# BRANO DI LETTURA
------

Responsabilita' civile
INTERVENTO SBAGLIATO: LA RESPONSABILITÀ E' DEL CHIRURGO O DELL'OSPEDALE? DIPENDE
Alberto Marcheselli - Professore associato presso la Facoltà Giurisprudenza di Torino
Il fatto oggetto della sentenza si riferisce a un doppio intervento chirurgico subito da una signora, il secondo del quale effettuato per sopperire al danno cagionato dal primo.
Il fatto oggetto della sentenza si riferisce a un doppio intervento chirurgico subito da una signora, il secondo del quale effettuato per sopperire al danno cagionato dal primo.
In particolare dopo un'operazione di asportazione di cisti renale, nella parte del corpo interessata si sviluppa una neoformazione della dimensione di un mandarino, la quale la malcapitata è costretta a far rimuovere sottoponendosi nuovamente ai ferri.
La sentenza suscita interesse innanzitutto quanto al nesso di causalità in materia di responsabilità medica e al relativo onere probatorio.

------

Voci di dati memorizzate
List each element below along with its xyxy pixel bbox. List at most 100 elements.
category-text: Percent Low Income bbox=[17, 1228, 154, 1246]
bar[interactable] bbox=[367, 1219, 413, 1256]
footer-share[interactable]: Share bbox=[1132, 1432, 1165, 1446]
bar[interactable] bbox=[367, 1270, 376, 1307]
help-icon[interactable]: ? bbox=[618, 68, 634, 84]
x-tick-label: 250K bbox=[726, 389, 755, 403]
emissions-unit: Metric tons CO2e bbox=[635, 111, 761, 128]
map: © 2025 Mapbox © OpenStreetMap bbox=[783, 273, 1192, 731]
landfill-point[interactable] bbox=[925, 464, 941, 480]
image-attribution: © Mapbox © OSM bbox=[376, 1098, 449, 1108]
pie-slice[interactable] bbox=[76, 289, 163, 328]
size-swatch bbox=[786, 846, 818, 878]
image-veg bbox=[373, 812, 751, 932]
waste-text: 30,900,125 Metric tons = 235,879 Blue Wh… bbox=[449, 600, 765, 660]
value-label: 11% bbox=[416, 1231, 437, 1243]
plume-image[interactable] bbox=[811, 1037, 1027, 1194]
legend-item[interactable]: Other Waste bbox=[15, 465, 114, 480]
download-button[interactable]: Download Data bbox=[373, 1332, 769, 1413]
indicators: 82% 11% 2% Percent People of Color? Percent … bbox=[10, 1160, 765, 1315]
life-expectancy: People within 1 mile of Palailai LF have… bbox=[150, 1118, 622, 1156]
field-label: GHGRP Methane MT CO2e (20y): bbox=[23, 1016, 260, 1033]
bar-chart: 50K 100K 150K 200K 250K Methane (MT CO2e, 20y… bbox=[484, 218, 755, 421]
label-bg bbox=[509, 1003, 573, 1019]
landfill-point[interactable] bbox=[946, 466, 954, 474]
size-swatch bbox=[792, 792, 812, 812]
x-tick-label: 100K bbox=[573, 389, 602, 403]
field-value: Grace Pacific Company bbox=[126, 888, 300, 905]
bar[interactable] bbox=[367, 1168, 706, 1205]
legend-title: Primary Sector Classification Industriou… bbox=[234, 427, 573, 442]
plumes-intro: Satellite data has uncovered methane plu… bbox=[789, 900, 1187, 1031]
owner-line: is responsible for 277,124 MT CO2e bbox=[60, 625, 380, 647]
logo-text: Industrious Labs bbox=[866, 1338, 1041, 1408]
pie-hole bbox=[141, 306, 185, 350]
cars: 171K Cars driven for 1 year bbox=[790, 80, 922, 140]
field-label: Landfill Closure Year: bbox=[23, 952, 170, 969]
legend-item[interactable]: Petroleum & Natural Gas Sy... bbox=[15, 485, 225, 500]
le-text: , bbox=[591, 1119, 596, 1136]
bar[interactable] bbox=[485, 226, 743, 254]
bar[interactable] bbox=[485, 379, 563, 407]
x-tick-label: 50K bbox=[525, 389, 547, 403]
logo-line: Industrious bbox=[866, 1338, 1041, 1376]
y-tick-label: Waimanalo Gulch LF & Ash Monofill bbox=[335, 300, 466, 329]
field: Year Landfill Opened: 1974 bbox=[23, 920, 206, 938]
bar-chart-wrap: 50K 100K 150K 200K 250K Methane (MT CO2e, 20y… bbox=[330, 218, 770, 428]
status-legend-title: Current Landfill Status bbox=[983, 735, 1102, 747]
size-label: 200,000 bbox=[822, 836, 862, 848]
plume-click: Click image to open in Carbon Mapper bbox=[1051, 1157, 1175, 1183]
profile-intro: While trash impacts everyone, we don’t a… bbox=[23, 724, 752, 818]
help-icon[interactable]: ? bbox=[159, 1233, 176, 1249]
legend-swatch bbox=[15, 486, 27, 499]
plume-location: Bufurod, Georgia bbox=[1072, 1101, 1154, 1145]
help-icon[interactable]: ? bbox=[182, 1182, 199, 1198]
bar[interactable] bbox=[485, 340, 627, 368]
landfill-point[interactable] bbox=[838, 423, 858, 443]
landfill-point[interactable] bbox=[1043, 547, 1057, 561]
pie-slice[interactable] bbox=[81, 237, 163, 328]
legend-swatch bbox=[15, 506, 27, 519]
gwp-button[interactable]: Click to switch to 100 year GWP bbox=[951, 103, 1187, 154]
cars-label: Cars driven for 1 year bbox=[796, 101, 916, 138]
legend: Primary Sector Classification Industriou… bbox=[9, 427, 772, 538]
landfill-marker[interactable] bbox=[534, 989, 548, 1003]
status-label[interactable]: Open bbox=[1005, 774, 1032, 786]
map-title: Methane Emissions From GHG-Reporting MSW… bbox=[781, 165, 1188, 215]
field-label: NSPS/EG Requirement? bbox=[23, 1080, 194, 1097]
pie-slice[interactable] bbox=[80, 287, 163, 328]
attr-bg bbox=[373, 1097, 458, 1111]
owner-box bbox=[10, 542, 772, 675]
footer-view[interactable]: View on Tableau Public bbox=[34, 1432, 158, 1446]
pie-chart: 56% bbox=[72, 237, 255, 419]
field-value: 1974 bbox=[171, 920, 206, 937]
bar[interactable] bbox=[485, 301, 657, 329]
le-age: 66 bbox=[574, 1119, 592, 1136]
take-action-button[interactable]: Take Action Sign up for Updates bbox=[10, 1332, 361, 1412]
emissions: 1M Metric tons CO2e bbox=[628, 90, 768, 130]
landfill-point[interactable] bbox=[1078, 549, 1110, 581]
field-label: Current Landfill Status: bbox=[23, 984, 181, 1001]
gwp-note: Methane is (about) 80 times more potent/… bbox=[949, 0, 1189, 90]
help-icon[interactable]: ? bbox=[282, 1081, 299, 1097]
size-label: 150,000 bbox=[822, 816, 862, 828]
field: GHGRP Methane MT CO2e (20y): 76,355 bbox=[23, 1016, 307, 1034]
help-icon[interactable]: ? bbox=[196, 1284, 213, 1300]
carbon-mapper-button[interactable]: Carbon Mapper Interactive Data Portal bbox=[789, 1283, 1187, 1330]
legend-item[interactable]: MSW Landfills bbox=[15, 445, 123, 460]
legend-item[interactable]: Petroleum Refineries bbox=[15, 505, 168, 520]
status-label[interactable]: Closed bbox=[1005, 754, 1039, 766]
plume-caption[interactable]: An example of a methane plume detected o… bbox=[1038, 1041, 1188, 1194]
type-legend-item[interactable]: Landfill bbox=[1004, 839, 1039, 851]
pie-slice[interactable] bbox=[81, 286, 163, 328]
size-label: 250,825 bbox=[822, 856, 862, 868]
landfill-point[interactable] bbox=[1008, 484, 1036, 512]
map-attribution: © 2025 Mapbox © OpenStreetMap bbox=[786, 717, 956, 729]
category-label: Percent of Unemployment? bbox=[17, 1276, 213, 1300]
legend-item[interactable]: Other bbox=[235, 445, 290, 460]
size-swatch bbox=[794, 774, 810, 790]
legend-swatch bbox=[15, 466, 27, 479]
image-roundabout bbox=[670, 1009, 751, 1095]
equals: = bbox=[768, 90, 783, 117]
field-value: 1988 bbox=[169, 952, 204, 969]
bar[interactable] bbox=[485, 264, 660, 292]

------

# COMPITI
[1] Trascrivi fedelmente il passo del brano sulla responsabilità medica che comincia con "Responsabilita' civile" e finisce con "nuovamente ai ferri.".
[2] Secondo il brano sulla responsabilità medica, quale operazione aveva subito la signora prima della comparsa della neoformazione?

# RISPOSTE PER COMPITO
[1]
Responsabilita' civile
INTERVENTO SBAGLIATO: LA RESPONSABILITÀ E' DEL CHIRURGO O DELL'OSPEDALE? DIPENDE
Alberto Marcheselli - Professore associato presso la Facoltà Giurisprudenza di Torino
Il fatto oggetto della sentenza si riferisce a un doppio intervento chirurgico subito da una signora, il secondo del quale effettuato per sopperire al danno cagionato dal primo.
Il fatto oggetto della sentenza si riferisce a un doppio intervento chirurgico subito da una signora, il secondo del quale effettuato per sopperire al danno cagionato dal primo.
In particolare dopo un'operazione di asportazione di cisti renale, nella parte del corpo interessata si sviluppa una neoformazione della dimensione di un mandarino, la quale la malcapitata è costretta a far rimuovere sottoponendosi nuovamente ai ferri.

[2] Un'operazione di asportazione di cisti renale.